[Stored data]

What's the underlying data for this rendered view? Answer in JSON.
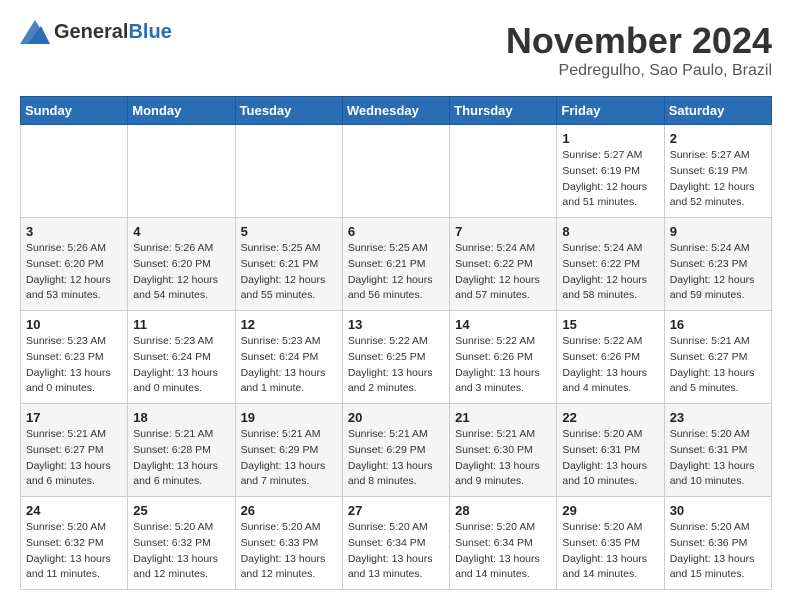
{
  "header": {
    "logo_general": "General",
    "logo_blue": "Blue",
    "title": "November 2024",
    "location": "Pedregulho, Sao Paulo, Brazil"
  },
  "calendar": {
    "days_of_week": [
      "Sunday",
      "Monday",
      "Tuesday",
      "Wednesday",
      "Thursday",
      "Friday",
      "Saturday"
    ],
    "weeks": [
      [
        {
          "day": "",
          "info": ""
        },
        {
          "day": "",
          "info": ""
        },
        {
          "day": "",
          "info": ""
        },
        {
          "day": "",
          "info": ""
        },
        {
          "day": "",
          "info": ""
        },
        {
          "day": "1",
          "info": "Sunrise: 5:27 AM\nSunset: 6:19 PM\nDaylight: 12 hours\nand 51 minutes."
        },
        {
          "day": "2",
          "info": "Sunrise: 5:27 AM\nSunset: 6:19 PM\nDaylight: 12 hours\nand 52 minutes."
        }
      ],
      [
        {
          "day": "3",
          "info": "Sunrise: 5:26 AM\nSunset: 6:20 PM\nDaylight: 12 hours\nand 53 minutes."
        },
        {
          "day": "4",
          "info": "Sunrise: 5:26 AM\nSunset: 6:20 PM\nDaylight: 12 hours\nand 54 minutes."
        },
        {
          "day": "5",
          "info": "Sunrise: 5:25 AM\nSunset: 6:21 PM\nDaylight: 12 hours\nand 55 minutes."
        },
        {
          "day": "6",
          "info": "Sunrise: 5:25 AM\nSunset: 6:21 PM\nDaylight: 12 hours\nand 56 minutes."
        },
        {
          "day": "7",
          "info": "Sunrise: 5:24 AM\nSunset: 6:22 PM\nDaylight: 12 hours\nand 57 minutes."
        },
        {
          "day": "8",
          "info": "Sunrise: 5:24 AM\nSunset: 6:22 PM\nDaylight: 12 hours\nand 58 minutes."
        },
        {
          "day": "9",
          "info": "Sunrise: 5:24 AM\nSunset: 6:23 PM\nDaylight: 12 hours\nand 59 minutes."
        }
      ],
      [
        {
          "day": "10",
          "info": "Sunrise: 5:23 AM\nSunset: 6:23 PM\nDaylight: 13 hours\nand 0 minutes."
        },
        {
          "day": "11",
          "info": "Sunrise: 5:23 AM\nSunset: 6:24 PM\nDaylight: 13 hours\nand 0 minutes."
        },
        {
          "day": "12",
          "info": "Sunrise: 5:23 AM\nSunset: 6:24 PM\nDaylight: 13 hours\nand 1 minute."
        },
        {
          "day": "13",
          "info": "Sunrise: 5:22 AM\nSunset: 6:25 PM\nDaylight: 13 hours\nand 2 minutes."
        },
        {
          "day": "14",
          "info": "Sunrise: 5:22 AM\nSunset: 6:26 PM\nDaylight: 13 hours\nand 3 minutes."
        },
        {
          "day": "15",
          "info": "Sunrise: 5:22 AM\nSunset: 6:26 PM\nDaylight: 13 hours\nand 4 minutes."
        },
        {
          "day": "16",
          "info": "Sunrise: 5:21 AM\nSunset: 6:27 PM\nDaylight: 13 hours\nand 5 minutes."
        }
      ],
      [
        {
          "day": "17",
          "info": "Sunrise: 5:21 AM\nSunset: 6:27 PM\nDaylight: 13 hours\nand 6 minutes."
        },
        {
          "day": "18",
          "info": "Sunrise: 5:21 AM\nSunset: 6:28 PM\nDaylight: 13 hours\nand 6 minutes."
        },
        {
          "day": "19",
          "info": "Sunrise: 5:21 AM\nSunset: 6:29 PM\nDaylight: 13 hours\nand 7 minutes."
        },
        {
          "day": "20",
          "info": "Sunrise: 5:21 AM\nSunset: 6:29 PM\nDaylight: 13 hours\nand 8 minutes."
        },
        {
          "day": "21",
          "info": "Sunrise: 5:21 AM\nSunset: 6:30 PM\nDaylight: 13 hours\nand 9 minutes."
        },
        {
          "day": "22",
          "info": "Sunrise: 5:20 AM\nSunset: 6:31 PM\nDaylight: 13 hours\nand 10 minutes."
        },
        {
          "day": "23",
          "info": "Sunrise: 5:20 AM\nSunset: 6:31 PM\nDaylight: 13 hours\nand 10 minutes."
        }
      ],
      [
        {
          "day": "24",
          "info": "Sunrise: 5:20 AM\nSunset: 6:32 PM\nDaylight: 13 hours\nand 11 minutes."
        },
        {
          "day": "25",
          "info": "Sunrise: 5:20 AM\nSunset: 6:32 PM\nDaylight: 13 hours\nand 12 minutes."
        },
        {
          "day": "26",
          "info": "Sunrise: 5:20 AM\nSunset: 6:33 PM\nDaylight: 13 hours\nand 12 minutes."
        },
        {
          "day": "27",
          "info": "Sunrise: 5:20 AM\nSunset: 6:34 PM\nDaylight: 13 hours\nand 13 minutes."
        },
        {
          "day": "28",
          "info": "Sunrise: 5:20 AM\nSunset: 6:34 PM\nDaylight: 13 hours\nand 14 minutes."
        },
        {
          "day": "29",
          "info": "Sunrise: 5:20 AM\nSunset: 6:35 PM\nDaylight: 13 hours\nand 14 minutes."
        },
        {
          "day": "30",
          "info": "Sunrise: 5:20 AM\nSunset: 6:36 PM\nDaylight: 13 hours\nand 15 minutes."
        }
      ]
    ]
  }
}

- _WORK TO BE COMPLETED_
Copy out all the data exactly; skip the pictures.

- _SOLVED PROBLEM_
What's the underlying data for this rendered view? Answer in JSON.
{
  "header": {
    "logo_general": "General",
    "logo_blue": "Blue",
    "title": "November 2024",
    "location": "Pedregulho, Sao Paulo, Brazil"
  },
  "calendar": {
    "days_of_week": [
      "Sunday",
      "Monday",
      "Tuesday",
      "Wednesday",
      "Thursday",
      "Friday",
      "Saturday"
    ],
    "weeks": [
      [
        {
          "day": "",
          "info": ""
        },
        {
          "day": "",
          "info": ""
        },
        {
          "day": "",
          "info": ""
        },
        {
          "day": "",
          "info": ""
        },
        {
          "day": "",
          "info": ""
        },
        {
          "day": "1",
          "info": "Sunrise: 5:27 AM\nSunset: 6:19 PM\nDaylight: 12 hours\nand 51 minutes."
        },
        {
          "day": "2",
          "info": "Sunrise: 5:27 AM\nSunset: 6:19 PM\nDaylight: 12 hours\nand 52 minutes."
        }
      ],
      [
        {
          "day": "3",
          "info": "Sunrise: 5:26 AM\nSunset: 6:20 PM\nDaylight: 12 hours\nand 53 minutes."
        },
        {
          "day": "4",
          "info": "Sunrise: 5:26 AM\nSunset: 6:20 PM\nDaylight: 12 hours\nand 54 minutes."
        },
        {
          "day": "5",
          "info": "Sunrise: 5:25 AM\nSunset: 6:21 PM\nDaylight: 12 hours\nand 55 minutes."
        },
        {
          "day": "6",
          "info": "Sunrise: 5:25 AM\nSunset: 6:21 PM\nDaylight: 12 hours\nand 56 minutes."
        },
        {
          "day": "7",
          "info": "Sunrise: 5:24 AM\nSunset: 6:22 PM\nDaylight: 12 hours\nand 57 minutes."
        },
        {
          "day": "8",
          "info": "Sunrise: 5:24 AM\nSunset: 6:22 PM\nDaylight: 12 hours\nand 58 minutes."
        },
        {
          "day": "9",
          "info": "Sunrise: 5:24 AM\nSunset: 6:23 PM\nDaylight: 12 hours\nand 59 minutes."
        }
      ],
      [
        {
          "day": "10",
          "info": "Sunrise: 5:23 AM\nSunset: 6:23 PM\nDaylight: 13 hours\nand 0 minutes."
        },
        {
          "day": "11",
          "info": "Sunrise: 5:23 AM\nSunset: 6:24 PM\nDaylight: 13 hours\nand 0 minutes."
        },
        {
          "day": "12",
          "info": "Sunrise: 5:23 AM\nSunset: 6:24 PM\nDaylight: 13 hours\nand 1 minute."
        },
        {
          "day": "13",
          "info": "Sunrise: 5:22 AM\nSunset: 6:25 PM\nDaylight: 13 hours\nand 2 minutes."
        },
        {
          "day": "14",
          "info": "Sunrise: 5:22 AM\nSunset: 6:26 PM\nDaylight: 13 hours\nand 3 minutes."
        },
        {
          "day": "15",
          "info": "Sunrise: 5:22 AM\nSunset: 6:26 PM\nDaylight: 13 hours\nand 4 minutes."
        },
        {
          "day": "16",
          "info": "Sunrise: 5:21 AM\nSunset: 6:27 PM\nDaylight: 13 hours\nand 5 minutes."
        }
      ],
      [
        {
          "day": "17",
          "info": "Sunrise: 5:21 AM\nSunset: 6:27 PM\nDaylight: 13 hours\nand 6 minutes."
        },
        {
          "day": "18",
          "info": "Sunrise: 5:21 AM\nSunset: 6:28 PM\nDaylight: 13 hours\nand 6 minutes."
        },
        {
          "day": "19",
          "info": "Sunrise: 5:21 AM\nSunset: 6:29 PM\nDaylight: 13 hours\nand 7 minutes."
        },
        {
          "day": "20",
          "info": "Sunrise: 5:21 AM\nSunset: 6:29 PM\nDaylight: 13 hours\nand 8 minutes."
        },
        {
          "day": "21",
          "info": "Sunrise: 5:21 AM\nSunset: 6:30 PM\nDaylight: 13 hours\nand 9 minutes."
        },
        {
          "day": "22",
          "info": "Sunrise: 5:20 AM\nSunset: 6:31 PM\nDaylight: 13 hours\nand 10 minutes."
        },
        {
          "day": "23",
          "info": "Sunrise: 5:20 AM\nSunset: 6:31 PM\nDaylight: 13 hours\nand 10 minutes."
        }
      ],
      [
        {
          "day": "24",
          "info": "Sunrise: 5:20 AM\nSunset: 6:32 PM\nDaylight: 13 hours\nand 11 minutes."
        },
        {
          "day": "25",
          "info": "Sunrise: 5:20 AM\nSunset: 6:32 PM\nDaylight: 13 hours\nand 12 minutes."
        },
        {
          "day": "26",
          "info": "Sunrise: 5:20 AM\nSunset: 6:33 PM\nDaylight: 13 hours\nand 12 minutes."
        },
        {
          "day": "27",
          "info": "Sunrise: 5:20 AM\nSunset: 6:34 PM\nDaylight: 13 hours\nand 13 minutes."
        },
        {
          "day": "28",
          "info": "Sunrise: 5:20 AM\nSunset: 6:34 PM\nDaylight: 13 hours\nand 14 minutes."
        },
        {
          "day": "29",
          "info": "Sunrise: 5:20 AM\nSunset: 6:35 PM\nDaylight: 13 hours\nand 14 minutes."
        },
        {
          "day": "30",
          "info": "Sunrise: 5:20 AM\nSunset: 6:36 PM\nDaylight: 13 hours\nand 15 minutes."
        }
      ]
    ]
  }
}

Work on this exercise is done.